> [PROBLEM 1]:
For each of the statements (a), (b) and (c), decide whether it agrees with the passage below on EU due diligence legislation and the arms industry. Answer yes or no, and quote the deciding words of the passage.
(a) Germany ranks fifth among the world's largest arms exporters.
(b) European government leaders want the arms industry included in the legislation.
(c) The four member states named together accounted for more than a quarter of global arms exports in 2017-2021.
> [PROBLEM 2]:
According to the passage below on EU due diligence legislation and the arms industry, what is the full name of the draft legislation in question?
> [PROBLEM 3]:
Pick up the passage below on EU due diligence legislation and the arms industry, and continue it after its final sentence.

=== QUOTED PASSAGE ===

The EU is preparing legislation on mandatory human rights due diligence. The law would require companies to do business responsibly. However, European government leaders want to exclude the arms industry from this legislation. PAX and more than 40 other civil society organizations are now calling on the European Parliament to undo that.
Four EU member states are among the ten largest arms exporters in the world: France (3rd), Germany (5th), Italy (6th) and Spain (9th). Together they were responsible for 21% of global arms exports in the period 2017-2021. PAX research shows time and again that major European arms companies supply arms to countries that seriously violate human rights or the law of war.
The legislation in question is the draft Corporate Sustainability Due Diligence Directive (CSDDD). This law should oblige companies at the European level to investigate whether they are involved in human rights violations. Such legislation is also being worked on in the Netherlands. The European law, if properly drafted, can help fill important gaps regarding the accountability of European arms companies. These companies have evaded oversight for too long and hide behind member states' arms licensing procedures.

=== DATASET EXTRACT ===

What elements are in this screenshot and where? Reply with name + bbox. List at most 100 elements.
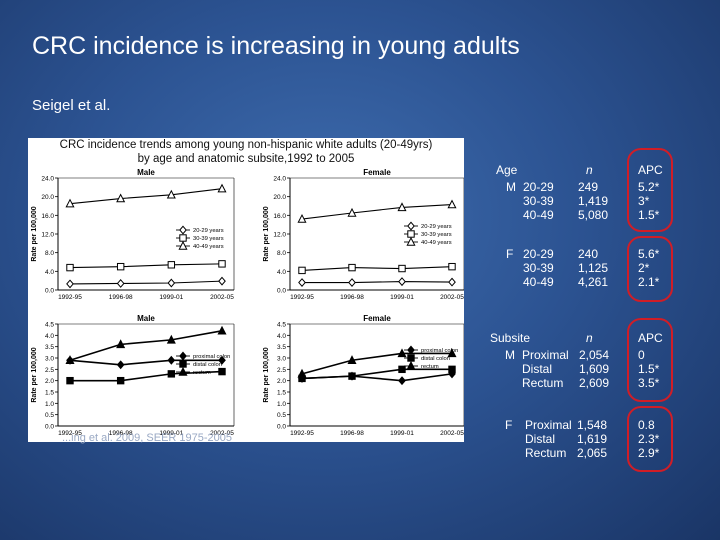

===

> [TASK ANSWER 1]:
(a) Yes: "Germany (5th)"
(b) No: "European government leaders want to exclude the arms industry from this legislation."
(c) No: "Together they were responsible for 21% of global arms exports in the period 2017-2021."

> [TASK ANSWER 2]:
The Corporate Sustainability Due Diligence Directive (CSDDD).

> [TASK ANSWER 3]:
Arms manufacturers must apply to governments for a license to export their products. Arms companies regularly say this obligation replaces their commitment to human rights standards of the United Nations and the Organization for Economic Cooperation and Development. In practice, however, arms companies do not sufficiently consider the risks of their arms supplies in terms of violations of international law. For example, major arms manufacturers sell arms to the regimes of Saudi Arabia and the United Arab Emirates. Both countries are actively involved in the war in Yemen, where there have been numerous civilian casualties in recent years. Human rights standards have stated for years that all companies, including arms companies, have an independent responsibility to respect human rights.
The ball is in the European Parliament's court
The European CSDD law is currently being debated by the European Parliament. In the draft version of the European Commission, arms companies would fall under the law, but the heads of European governments want to exclude companies that must apply for an arms export license. This would exempt the arms industry. PAX, along with more than 40 other organizations, is therefore calling on the European Parliament to make sure the arms industry is included in the legislation as a high-risk sector. The statement is open for signature until March 31.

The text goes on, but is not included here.